:: WHAT THE TASK ASKS ::
Reproduce every record exactly as it appears, but not the pictures.

•••

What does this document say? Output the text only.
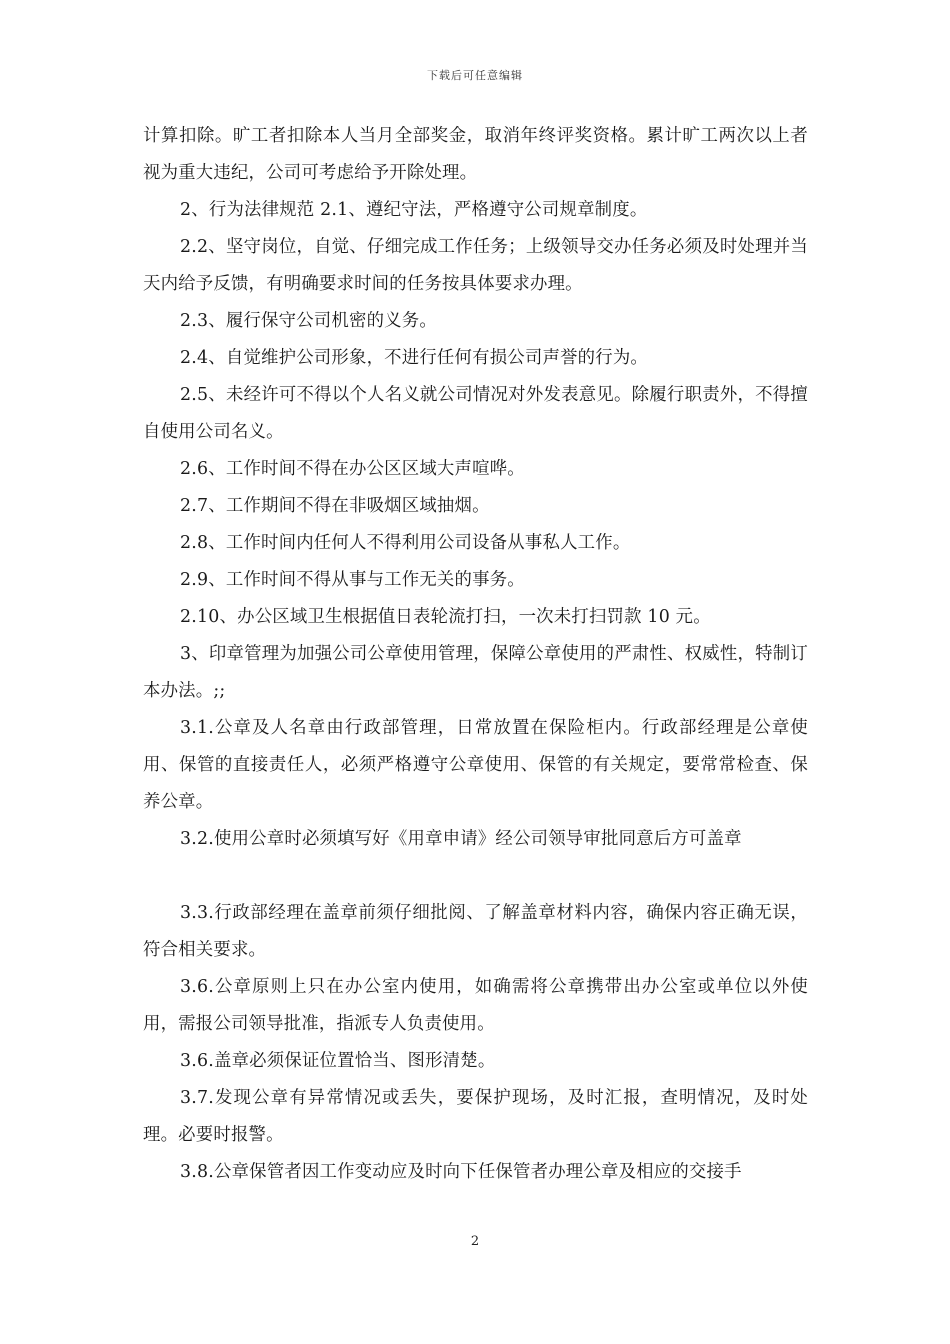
下载后可任意编辑

计算扣除。旷工者扣除本人当月全部奖金，取消年终评奖资格。累计旷工两次以上者视为重大违纪，公司可考虑给予开除处理。

2、行为法律规范 2.1、遵纪守法，严格遵守公司规章制度。

2.2、坚守岗位，自觉、仔细完成工作任务；上级领导交办任务必须及时处理并当天内给予反馈，有明确要求时间的任务按具体要求办理。

2.3、履行保守公司机密的义务。

2.4、自觉维护公司形象，不进行任何有损公司声誉的行为。

2.5、未经许可不得以个人名义就公司情况对外发表意见。除履行职责外，不得擅自使用公司名义。

2.6、工作时间不得在办公区区域大声喧哗。

2.7、工作期间不得在非吸烟区域抽烟。

2.8、工作时间内任何人不得利用公司设备从事私人工作。

2.9、工作时间不得从事与工作无关的事务。

2.10、办公区域卫生根据值日表轮流打扫，一次未打扫罚款 10 元。

3、印章管理为加强公司公章使用管理，保障公章使用的严肃性、权威性，特制订本办法。;;

3.1.公章及人名章由行政部管理，日常放置在保险柜内。行政部经理是公章使用、保管的直接责任人，必须严格遵守公章使用、保管的有关规定，要常常检查、保养公章。

3.2.使用公章时必须填写好《用章申请》经公司领导审批同意后方可盖章

3.3.行政部经理在盖章前须仔细批阅、了解盖章材料内容，确保内容正确无误，符合相关要求。

3.6.公章原则上只在办公室内使用，如确需将公章携带出办公室或单位以外使用，需报公司领导批准，指派专人负责使用。

3.6.盖章必须保证位置恰当、图形清楚。

3.7.发现公章有异常情况或丢失，要保护现场，及时汇报，查明情况，及时处理。必要时报警。

3.8.公章保管者因工作变动应及时向下任保管者办理公章及相应的交接手

2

•••

:: ANSWER TO THE TASK ::
What does this document say? Output the text only.
下载后可任意编辑

计算扣除。旷工者扣除本人当月全部奖金，取消年终评奖资格。累计旷工两次以上者视为重大违纪，公司可考虑给予开除处理。

2、行为法律规范 2.1、遵纪守法，严格遵守公司规章制度。

2.2、坚守岗位，自觉、仔细完成工作任务；上级领导交办任务必须及时处理并当天内给予反馈，有明确要求时间的任务按具体要求办理。

2.3、履行保守公司机密的义务。

2.4、自觉维护公司形象，不进行任何有损公司声誉的行为。

2.5、未经许可不得以个人名义就公司情况对外发表意见。除履行职责外，不得擅自使用公司名义。

2.6、工作时间不得在办公区区域大声喧哗。

2.7、工作期间不得在非吸烟区域抽烟。

2.8、工作时间内任何人不得利用公司设备从事私人工作。

2.9、工作时间不得从事与工作无关的事务。

2.10、办公区域卫生根据值日表轮流打扫，一次未打扫罚款 10 元。

3、印章管理为加强公司公章使用管理，保障公章使用的严肃性、权威性，特制订本办法。;;

3.1.公章及人名章由行政部管理，日常放置在保险柜内。行政部经理是公章使用、保管的直接责任人，必须严格遵守公章使用、保管的有关规定，要常常检查、保养公章。

3.2.使用公章时必须填写好《用章申请》经公司领导审批同意后方可盖章

3.3.行政部经理在盖章前须仔细批阅、了解盖章材料内容，确保内容正确无误，符合相关要求。

3.6.公章原则上只在办公室内使用，如确需将公章携带出办公室或单位以外使用，需报公司领导批准，指派专人负责使用。

3.6.盖章必须保证位置恰当、图形清楚。

3.7.发现公章有异常情况或丢失，要保护现场，及时汇报，查明情况，及时处理。必要时报警。

3.8.公章保管者因工作变动应及时向下任保管者办理公章及相应的交接手

2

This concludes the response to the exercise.